┌──

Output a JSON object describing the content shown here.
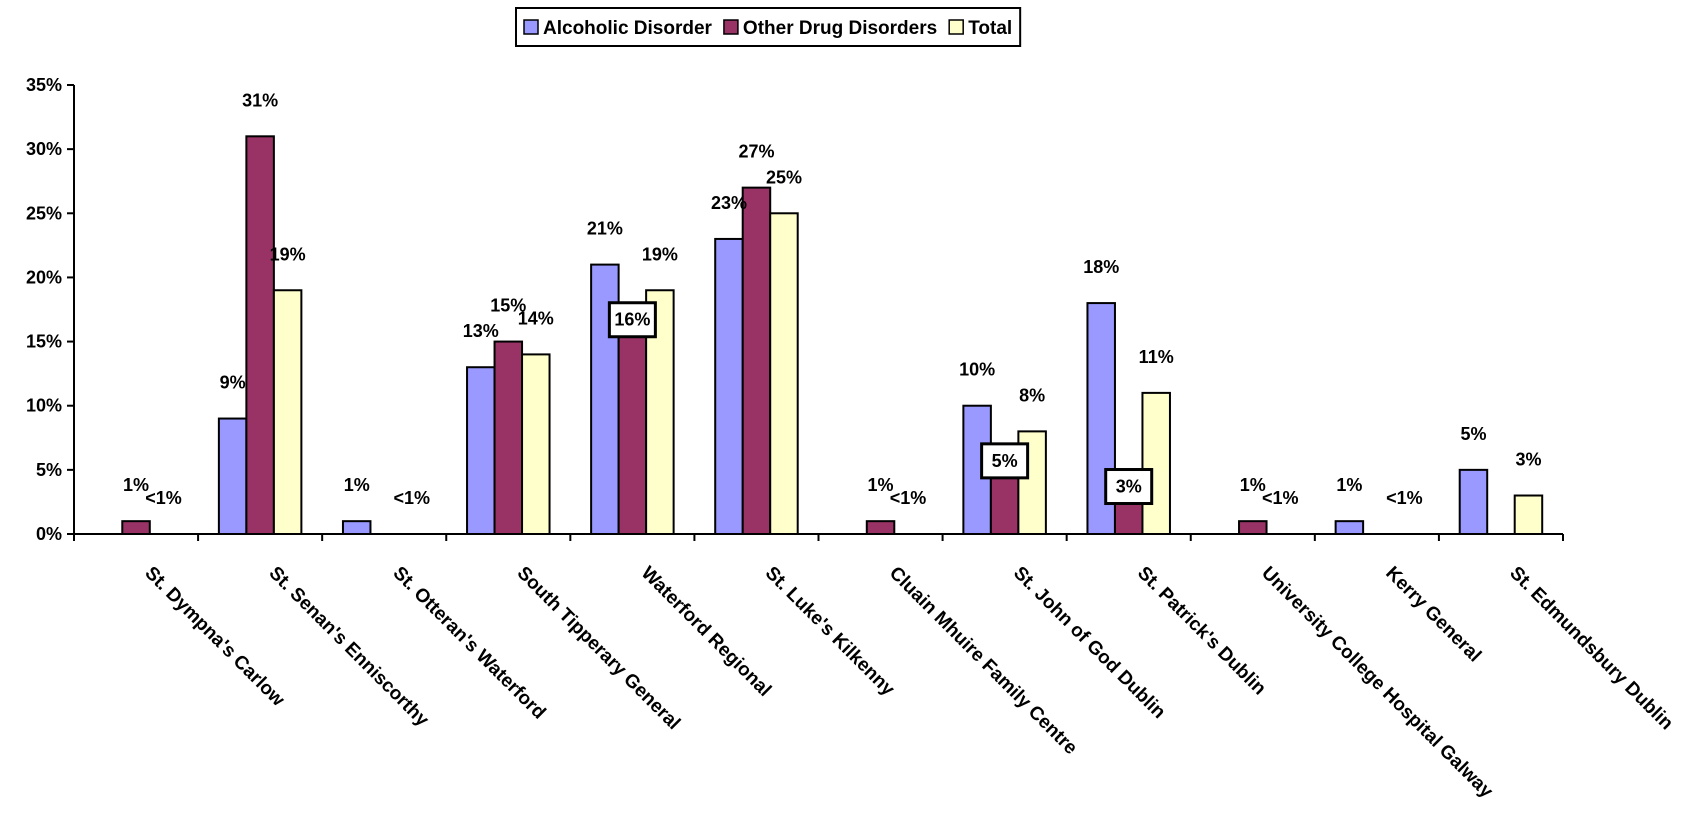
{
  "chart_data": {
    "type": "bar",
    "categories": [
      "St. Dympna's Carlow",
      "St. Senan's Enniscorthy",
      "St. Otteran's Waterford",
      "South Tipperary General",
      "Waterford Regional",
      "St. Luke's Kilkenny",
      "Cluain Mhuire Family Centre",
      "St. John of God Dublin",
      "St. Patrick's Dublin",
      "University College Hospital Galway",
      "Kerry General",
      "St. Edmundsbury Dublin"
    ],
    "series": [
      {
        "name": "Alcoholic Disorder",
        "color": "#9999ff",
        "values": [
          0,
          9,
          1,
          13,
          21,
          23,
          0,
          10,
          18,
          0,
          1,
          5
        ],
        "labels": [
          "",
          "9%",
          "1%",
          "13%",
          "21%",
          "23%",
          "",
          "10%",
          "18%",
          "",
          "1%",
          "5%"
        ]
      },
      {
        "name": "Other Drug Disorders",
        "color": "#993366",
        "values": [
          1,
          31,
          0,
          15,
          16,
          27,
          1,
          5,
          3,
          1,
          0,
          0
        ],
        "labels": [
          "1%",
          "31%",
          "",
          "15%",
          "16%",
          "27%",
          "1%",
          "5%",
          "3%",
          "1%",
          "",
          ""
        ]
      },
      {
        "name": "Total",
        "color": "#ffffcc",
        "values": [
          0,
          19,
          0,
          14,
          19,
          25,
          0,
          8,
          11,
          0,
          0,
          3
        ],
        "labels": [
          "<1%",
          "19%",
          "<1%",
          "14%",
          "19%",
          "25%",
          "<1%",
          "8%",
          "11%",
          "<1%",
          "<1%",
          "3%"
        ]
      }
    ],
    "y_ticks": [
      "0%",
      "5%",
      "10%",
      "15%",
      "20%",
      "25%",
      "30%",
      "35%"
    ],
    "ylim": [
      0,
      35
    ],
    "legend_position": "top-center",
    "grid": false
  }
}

└──
┌──

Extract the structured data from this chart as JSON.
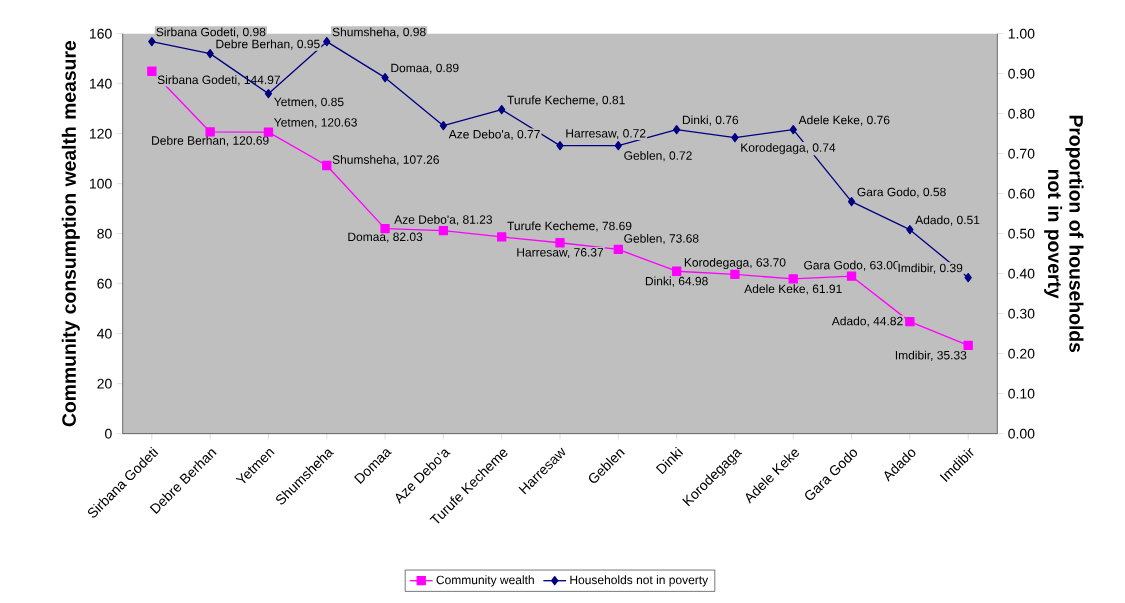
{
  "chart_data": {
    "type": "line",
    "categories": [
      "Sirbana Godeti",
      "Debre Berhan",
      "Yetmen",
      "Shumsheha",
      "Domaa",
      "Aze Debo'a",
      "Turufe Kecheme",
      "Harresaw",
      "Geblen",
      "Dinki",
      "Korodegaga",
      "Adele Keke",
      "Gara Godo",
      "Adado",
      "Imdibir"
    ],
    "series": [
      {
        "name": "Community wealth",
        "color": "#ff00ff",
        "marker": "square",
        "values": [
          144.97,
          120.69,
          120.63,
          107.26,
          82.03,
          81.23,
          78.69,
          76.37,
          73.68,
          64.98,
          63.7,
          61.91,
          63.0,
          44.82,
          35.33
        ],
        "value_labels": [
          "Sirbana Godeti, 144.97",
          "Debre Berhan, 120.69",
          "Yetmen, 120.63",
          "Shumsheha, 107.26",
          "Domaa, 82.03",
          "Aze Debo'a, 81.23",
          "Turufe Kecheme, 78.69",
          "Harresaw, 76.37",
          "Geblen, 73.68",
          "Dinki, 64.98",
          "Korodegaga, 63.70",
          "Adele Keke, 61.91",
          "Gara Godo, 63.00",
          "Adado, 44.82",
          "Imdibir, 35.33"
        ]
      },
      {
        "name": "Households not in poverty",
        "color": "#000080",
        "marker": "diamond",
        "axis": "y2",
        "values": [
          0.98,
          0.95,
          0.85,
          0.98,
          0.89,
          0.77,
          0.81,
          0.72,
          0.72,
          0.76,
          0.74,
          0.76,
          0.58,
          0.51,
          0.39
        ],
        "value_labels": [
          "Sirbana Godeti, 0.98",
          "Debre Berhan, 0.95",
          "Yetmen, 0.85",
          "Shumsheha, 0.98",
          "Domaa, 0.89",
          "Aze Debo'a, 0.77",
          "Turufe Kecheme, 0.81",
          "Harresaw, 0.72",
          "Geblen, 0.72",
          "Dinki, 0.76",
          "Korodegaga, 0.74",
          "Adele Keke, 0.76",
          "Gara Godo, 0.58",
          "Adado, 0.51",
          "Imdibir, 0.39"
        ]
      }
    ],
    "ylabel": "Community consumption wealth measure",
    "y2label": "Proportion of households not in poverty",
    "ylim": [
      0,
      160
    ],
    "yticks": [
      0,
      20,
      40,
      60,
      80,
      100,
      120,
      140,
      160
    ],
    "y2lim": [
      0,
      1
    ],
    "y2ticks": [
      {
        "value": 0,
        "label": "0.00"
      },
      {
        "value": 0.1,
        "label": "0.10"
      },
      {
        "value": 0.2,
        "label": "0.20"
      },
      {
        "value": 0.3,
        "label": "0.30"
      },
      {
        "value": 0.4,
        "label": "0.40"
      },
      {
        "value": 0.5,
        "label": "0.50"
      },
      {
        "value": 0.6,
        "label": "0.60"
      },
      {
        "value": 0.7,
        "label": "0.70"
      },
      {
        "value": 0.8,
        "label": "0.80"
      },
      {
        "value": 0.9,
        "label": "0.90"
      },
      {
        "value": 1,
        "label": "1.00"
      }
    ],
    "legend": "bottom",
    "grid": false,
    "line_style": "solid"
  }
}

└──

Task to carry out: From the data, collect all lines where the string "Shumsheha" appears.

Full solution:
      "Shumsheha",
          "Shumsheha, 107.26",
          "Shumsheha, 0.98",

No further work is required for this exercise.